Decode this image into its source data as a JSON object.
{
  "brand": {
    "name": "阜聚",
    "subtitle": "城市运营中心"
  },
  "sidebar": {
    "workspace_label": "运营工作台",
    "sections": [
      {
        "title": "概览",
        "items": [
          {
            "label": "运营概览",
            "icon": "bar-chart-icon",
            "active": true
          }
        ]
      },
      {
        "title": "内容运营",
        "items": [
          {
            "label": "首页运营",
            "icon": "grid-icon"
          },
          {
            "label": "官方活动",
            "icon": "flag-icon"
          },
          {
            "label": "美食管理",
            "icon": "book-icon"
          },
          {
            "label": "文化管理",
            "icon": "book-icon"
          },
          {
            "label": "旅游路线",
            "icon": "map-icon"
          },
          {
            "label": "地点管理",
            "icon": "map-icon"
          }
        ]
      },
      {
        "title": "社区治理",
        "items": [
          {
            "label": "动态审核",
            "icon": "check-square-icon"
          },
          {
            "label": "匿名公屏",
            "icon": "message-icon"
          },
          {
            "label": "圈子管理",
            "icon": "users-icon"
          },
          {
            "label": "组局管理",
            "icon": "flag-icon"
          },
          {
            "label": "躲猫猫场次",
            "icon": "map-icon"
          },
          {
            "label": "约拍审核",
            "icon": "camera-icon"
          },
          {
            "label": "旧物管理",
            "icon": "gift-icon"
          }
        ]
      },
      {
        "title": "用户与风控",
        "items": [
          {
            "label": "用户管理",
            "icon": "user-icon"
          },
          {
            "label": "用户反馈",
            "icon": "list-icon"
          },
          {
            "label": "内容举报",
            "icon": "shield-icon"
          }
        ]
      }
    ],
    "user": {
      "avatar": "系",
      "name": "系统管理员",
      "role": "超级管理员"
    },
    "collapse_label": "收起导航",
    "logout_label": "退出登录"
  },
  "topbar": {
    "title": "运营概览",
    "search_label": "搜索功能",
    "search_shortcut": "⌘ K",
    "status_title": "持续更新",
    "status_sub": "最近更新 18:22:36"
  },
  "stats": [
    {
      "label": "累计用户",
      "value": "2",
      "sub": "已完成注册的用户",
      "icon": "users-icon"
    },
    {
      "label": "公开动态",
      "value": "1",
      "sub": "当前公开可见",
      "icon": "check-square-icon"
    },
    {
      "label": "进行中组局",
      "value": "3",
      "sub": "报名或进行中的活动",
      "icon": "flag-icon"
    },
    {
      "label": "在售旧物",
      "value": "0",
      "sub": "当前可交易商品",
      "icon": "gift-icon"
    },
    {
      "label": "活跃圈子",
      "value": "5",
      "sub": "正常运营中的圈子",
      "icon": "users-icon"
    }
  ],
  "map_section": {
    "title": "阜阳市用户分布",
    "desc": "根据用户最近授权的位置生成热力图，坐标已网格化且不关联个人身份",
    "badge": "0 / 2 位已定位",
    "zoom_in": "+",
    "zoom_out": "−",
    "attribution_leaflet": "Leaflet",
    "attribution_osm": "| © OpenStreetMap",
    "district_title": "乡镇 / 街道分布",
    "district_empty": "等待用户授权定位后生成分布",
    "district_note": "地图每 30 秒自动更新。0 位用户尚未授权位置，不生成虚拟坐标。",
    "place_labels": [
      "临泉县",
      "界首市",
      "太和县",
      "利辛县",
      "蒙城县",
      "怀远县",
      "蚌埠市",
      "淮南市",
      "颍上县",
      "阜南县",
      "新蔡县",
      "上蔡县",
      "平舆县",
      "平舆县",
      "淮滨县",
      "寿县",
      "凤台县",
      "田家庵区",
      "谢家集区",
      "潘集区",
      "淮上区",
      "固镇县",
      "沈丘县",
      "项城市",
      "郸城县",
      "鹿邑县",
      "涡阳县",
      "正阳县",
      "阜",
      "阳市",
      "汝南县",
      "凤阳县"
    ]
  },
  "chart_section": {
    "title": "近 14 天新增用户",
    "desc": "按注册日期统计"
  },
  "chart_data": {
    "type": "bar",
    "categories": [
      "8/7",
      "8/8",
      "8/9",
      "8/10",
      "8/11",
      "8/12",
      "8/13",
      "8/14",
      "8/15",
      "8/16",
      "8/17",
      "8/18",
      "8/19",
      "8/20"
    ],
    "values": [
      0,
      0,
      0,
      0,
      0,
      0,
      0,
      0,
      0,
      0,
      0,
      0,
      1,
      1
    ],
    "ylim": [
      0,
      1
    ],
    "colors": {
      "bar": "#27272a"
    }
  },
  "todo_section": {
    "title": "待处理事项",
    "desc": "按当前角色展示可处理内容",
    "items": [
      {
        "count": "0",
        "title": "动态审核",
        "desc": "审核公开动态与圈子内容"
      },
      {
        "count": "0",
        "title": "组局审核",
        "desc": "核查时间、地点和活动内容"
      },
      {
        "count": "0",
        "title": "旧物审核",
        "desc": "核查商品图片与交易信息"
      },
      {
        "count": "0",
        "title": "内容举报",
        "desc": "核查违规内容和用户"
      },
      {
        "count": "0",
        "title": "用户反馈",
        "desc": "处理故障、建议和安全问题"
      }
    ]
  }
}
----
Required task: Sift through the entries and copy every line with "desc".

Response to this task:
    "desc": "根据用户最近授权的位置生成热力图，坐标已网格化且不关联个人身份",
    "desc": "按注册日期统计"
    "desc": "按当前角色展示可处理内容",
        "desc": "审核公开动态与圈子内容"
        "desc": "核查时间、地点和活动内容"
        "desc": "核查商品图片与交易信息"
        "desc": "核查违规内容和用户"
        "desc": "处理故障、建议和安全问题"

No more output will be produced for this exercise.